## Begin Data in this exercise
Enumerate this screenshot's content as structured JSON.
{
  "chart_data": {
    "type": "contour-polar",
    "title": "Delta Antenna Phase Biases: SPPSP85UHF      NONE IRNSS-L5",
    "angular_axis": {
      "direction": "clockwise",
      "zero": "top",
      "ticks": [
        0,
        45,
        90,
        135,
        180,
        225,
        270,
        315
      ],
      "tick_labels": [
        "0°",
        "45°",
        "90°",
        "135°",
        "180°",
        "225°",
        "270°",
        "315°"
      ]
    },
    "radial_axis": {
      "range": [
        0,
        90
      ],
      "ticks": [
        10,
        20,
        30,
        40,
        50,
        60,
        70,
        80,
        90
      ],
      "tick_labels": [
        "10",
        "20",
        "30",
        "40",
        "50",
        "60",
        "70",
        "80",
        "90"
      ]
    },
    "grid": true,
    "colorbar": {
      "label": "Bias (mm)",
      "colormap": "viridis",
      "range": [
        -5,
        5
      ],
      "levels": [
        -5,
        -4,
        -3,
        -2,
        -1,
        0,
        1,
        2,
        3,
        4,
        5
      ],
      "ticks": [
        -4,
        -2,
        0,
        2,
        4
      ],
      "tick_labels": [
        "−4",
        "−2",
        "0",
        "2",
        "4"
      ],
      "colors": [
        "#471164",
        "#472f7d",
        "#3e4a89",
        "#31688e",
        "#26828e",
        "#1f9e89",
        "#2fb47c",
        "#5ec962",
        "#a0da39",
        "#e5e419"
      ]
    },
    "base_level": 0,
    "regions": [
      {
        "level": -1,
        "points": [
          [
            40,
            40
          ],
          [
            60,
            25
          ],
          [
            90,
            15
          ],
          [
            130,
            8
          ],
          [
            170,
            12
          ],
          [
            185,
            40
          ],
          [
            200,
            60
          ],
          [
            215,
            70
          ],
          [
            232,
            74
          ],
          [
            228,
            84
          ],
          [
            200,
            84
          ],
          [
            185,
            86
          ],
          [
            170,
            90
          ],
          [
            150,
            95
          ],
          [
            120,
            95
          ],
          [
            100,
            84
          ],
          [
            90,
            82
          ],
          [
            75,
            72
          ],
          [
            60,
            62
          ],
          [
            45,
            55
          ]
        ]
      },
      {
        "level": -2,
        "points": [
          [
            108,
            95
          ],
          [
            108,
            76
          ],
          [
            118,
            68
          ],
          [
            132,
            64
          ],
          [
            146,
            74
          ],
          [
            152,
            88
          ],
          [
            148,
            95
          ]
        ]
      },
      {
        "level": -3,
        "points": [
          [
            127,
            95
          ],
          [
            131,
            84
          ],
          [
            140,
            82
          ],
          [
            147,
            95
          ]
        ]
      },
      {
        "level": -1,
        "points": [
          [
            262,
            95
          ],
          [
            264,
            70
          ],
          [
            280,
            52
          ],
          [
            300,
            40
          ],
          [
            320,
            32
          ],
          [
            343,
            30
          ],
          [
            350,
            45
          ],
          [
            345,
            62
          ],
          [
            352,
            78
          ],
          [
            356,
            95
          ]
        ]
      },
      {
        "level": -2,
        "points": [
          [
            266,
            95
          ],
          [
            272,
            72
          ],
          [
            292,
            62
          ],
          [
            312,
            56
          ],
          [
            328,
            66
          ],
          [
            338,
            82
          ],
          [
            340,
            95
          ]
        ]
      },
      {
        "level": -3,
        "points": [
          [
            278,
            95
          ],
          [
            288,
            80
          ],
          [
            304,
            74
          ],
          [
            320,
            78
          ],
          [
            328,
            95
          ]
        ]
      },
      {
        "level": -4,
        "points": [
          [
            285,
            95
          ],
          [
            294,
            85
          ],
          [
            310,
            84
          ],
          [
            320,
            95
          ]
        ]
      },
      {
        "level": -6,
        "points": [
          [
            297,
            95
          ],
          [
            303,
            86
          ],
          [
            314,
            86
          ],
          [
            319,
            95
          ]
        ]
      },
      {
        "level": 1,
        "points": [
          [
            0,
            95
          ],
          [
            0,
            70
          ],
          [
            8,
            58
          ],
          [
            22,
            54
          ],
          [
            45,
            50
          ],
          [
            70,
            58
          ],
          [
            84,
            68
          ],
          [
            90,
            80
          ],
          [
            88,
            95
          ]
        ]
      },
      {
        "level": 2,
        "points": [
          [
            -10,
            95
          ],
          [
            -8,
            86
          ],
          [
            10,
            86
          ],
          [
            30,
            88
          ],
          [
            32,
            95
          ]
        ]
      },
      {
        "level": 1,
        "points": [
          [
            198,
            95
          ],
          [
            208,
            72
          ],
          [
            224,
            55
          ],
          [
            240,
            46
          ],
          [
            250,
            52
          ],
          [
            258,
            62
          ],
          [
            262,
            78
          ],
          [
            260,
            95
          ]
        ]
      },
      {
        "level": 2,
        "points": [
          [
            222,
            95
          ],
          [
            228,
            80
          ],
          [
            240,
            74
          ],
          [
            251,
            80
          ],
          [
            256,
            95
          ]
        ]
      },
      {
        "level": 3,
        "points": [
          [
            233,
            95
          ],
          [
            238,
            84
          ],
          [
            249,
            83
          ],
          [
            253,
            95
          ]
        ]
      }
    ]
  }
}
## End Data in this exercise
Written request: All of the records must be retyped exactly as they are.

Written answer:
Enumerate this screenshot's content as structured JSON.
{
  "chart_data": {
    "type": "contour-polar",
    "title": "Delta Antenna Phase Biases: SPPSP85UHF      NONE IRNSS-L5",
    "angular_axis": {
      "direction": "clockwise",
      "zero": "top",
      "ticks": [
        0,
        45,
        90,
        135,
        180,
        225,
        270,
        315
      ],
      "tick_labels": [
        "0°",
        "45°",
        "90°",
        "135°",
        "180°",
        "225°",
        "270°",
        "315°"
      ]
    },
    "radial_axis": {
      "range": [
        0,
        90
      ],
      "ticks": [
        10,
        20,
        30,
        40,
        50,
        60,
        70,
        80,
        90
      ],
      "tick_labels": [
        "10",
        "20",
        "30",
        "40",
        "50",
        "60",
        "70",
        "80",
        "90"
      ]
    },
    "grid": true,
    "colorbar": {
      "label": "Bias (mm)",
      "colormap": "viridis",
      "range": [
        -5,
        5
      ],
      "levels": [
        -5,
        -4,
        -3,
        -2,
        -1,
        0,
        1,
        2,
        3,
        4,
        5
      ],
      "ticks": [
        -4,
        -2,
        0,
        2,
        4
      ],
      "tick_labels": [
        "−4",
        "−2",
        "0",
        "2",
        "4"
      ],
      "colors": [
        "#471164",
        "#472f7d",
        "#3e4a89",
        "#31688e",
        "#26828e",
        "#1f9e89",
        "#2fb47c",
        "#5ec962",
        "#a0da39",
        "#e5e419"
      ]
    },
    "base_level": 0,
    "regions": [
      {
        "level": -1,
        "points": [
          [
            40,
            40
          ],
          [
            60,
            25
          ],
          [
            90,
            15
          ],
          [
            130,
            8
          ],
          [
            170,
            12
          ],
          [
            185,
            40
          ],
          [
            200,
            60
          ],
          [
            215,
            70
          ],
          [
            232,
            74
          ],
          [
            228,
            84
          ],
          [
            200,
            84
          ],
          [
            185,
            86
          ],
          [
            170,
            90
          ],
          [
            150,
            95
          ],
          [
            120,
            95
          ],
          [
            100,
            84
          ],
          [
            90,
            82
          ],
          [
            75,
            72
          ],
          [
            60,
            62
          ],
          [
            45,
            55
          ]
        ]
      },
      {
        "level": -2,
        "points": [
          [
            108,
            95
          ],
          [
            108,
            76
          ],
          [
            118,
            68
          ],
          [
            132,
            64
          ],
          [
            146,
            74
          ],
          [
            152,
            88
          ],
          [
            148,
            95
          ]
        ]
      },
      {
        "level": -3,
        "points": [
          [
            127,
            95
          ],
          [
            131,
            84
          ],
          [
            140,
            82
          ],
          [
            147,
            95
          ]
        ]
      },
      {
        "level": -1,
        "points": [
          [
            262,
            95
          ],
          [
            264,
            70
          ],
          [
            280,
            52
          ],
          [
            300,
            40
          ],
          [
            320,
            32
          ],
          [
            343,
            30
          ],
          [
            350,
            45
          ],
          [
            345,
            62
          ],
          [
            352,
            78
          ],
          [
            356,
            95
          ]
        ]
      },
      {
        "level": -2,
        "points": [
          [
            266,
            95
          ],
          [
            272,
            72
          ],
          [
            292,
            62
          ],
          [
            312,
            56
          ],
          [
            328,
            66
          ],
          [
            338,
            82
          ],
          [
            340,
            95
          ]
        ]
      },
      {
        "level": -3,
        "points": [
          [
            278,
            95
          ],
          [
            288,
            80
          ],
          [
            304,
            74
          ],
          [
            320,
            78
          ],
          [
            328,
            95
          ]
        ]
      },
      {
        "level": -4,
        "points": [
          [
            285,
            95
          ],
          [
            294,
            85
          ],
          [
            310,
            84
          ],
          [
            320,
            95
          ]
        ]
      },
      {
        "level": -6,
        "points": [
          [
            297,
            95
          ],
          [
            303,
            86
          ],
          [
            314,
            86
          ],
          [
            319,
            95
          ]
        ]
      },
      {
        "level": 1,
        "points": [
          [
            0,
            95
          ],
          [
            0,
            70
          ],
          [
            8,
            58
          ],
          [
            22,
            54
          ],
          [
            45,
            50
          ],
          [
            70,
            58
          ],
          [
            84,
            68
          ],
          [
            90,
            80
          ],
          [
            88,
            95
          ]
        ]
      },
      {
        "level": 2,
        "points": [
          [
            -10,
            95
          ],
          [
            -8,
            86
          ],
          [
            10,
            86
          ],
          [
            30,
            88
          ],
          [
            32,
            95
          ]
        ]
      },
      {
        "level": 1,
        "points": [
          [
            198,
            95
          ],
          [
            208,
            72
          ],
          [
            224,
            55
          ],
          [
            240,
            46
          ],
          [
            250,
            52
          ],
          [
            258,
            62
          ],
          [
            262,
            78
          ],
          [
            260,
            95
          ]
        ]
      },
      {
        "level": 2,
        "points": [
          [
            222,
            95
          ],
          [
            228,
            80
          ],
          [
            240,
            74
          ],
          [
            251,
            80
          ],
          [
            256,
            95
          ]
        ]
      },
      {
        "level": 3,
        "points": [
          [
            233,
            95
          ],
          [
            238,
            84
          ],
          [
            249,
            83
          ],
          [
            253,
            95
          ]
        ]
      }
    ]
  }
}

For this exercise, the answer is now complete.